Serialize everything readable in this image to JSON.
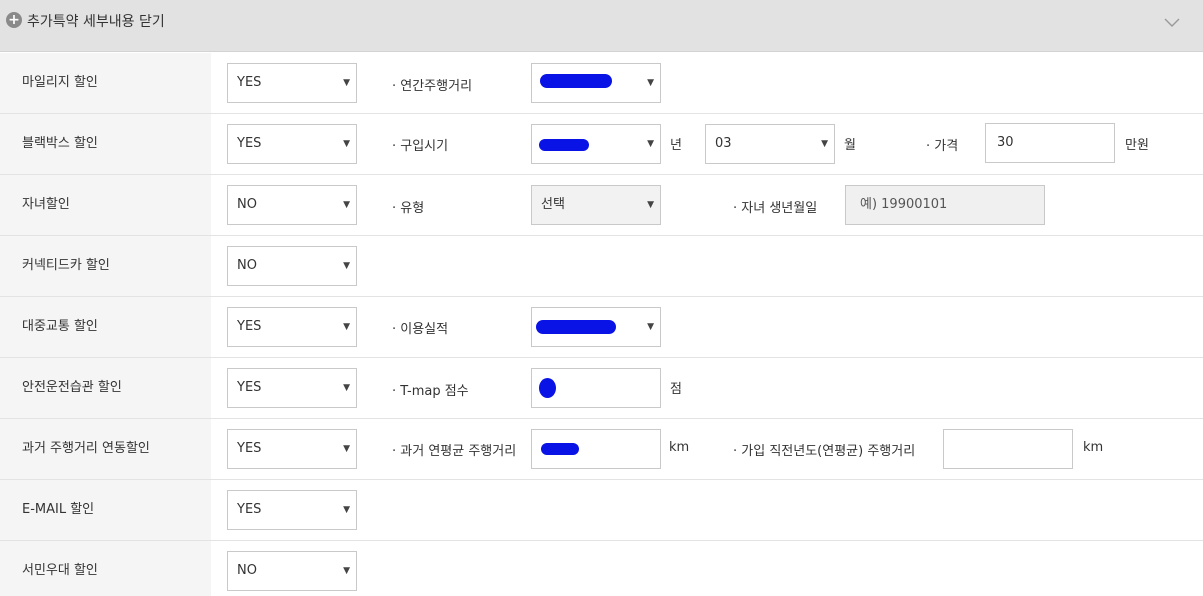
{
  "header": {
    "icon": "plus-circle-icon",
    "title": "추가특약 세부내용 닫기",
    "toggle_icon": "chevron-down-icon"
  },
  "rows": [
    {
      "label": "마일리지 할인",
      "value": "YES",
      "sub1": "· 연간주행거리"
    },
    {
      "label": "블랙박스 할인",
      "value": "YES",
      "sub1": "· 구입시기",
      "unit_year": "년",
      "month_value": "03",
      "unit_month": "월",
      "sub2": "· 가격",
      "price_value": "30",
      "unit_price": "만원"
    },
    {
      "label": "자녀할인",
      "value": "NO",
      "sub1": "· 유형",
      "type_value": "선택",
      "sub2": "· 자녀 생년월일",
      "birth_placeholder": "예) 19900101"
    },
    {
      "label": "커넥티드카 할인",
      "value": "NO"
    },
    {
      "label": "대중교통 할인",
      "value": "YES",
      "sub1": "· 이용실적"
    },
    {
      "label": "안전운전습관 할인",
      "value": "YES",
      "sub1": "· T-map 점수",
      "unit": "점"
    },
    {
      "label": "과거 주행거리 연동할인",
      "value": "YES",
      "sub1": "· 과거 연평균 주행거리",
      "unit1": "km",
      "sub2": "· 가입 직전년도(연평균) 주행거리",
      "unit2": "km"
    },
    {
      "label": "E-MAIL 할인",
      "value": "YES"
    },
    {
      "label": "서민우대 할인",
      "value": "NO"
    }
  ],
  "colors": {
    "header_bg": "#e2e2e2",
    "label_bg": "#f5f5f5",
    "redaction": "#0a13e6"
  }
}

·····

Task:
In your copy of the records, include no pictures; repeat everything else exactly.

Output:
Serialize everything readable in this image to JSON.
{
  "header": {
    "icon": "plus-circle-icon",
    "title": "추가특약 세부내용 닫기",
    "toggle_icon": "chevron-down-icon"
  },
  "rows": [
    {
      "label": "마일리지 할인",
      "value": "YES",
      "sub1": "· 연간주행거리"
    },
    {
      "label": "블랙박스 할인",
      "value": "YES",
      "sub1": "· 구입시기",
      "unit_year": "년",
      "month_value": "03",
      "unit_month": "월",
      "sub2": "· 가격",
      "price_value": "30",
      "unit_price": "만원"
    },
    {
      "label": "자녀할인",
      "value": "NO",
      "sub1": "· 유형",
      "type_value": "선택",
      "sub2": "· 자녀 생년월일",
      "birth_placeholder": "예) 19900101"
    },
    {
      "label": "커넥티드카 할인",
      "value": "NO"
    },
    {
      "label": "대중교통 할인",
      "value": "YES",
      "sub1": "· 이용실적"
    },
    {
      "label": "안전운전습관 할인",
      "value": "YES",
      "sub1": "· T-map 점수",
      "unit": "점"
    },
    {
      "label": "과거 주행거리 연동할인",
      "value": "YES",
      "sub1": "· 과거 연평균 주행거리",
      "unit1": "km",
      "sub2": "· 가입 직전년도(연평균) 주행거리",
      "unit2": "km"
    },
    {
      "label": "E-MAIL 할인",
      "value": "YES"
    },
    {
      "label": "서민우대 할인",
      "value": "NO"
    }
  ],
  "colors": {
    "header_bg": "#e2e2e2",
    "label_bg": "#f5f5f5",
    "redaction": "#0a13e6"
  }
}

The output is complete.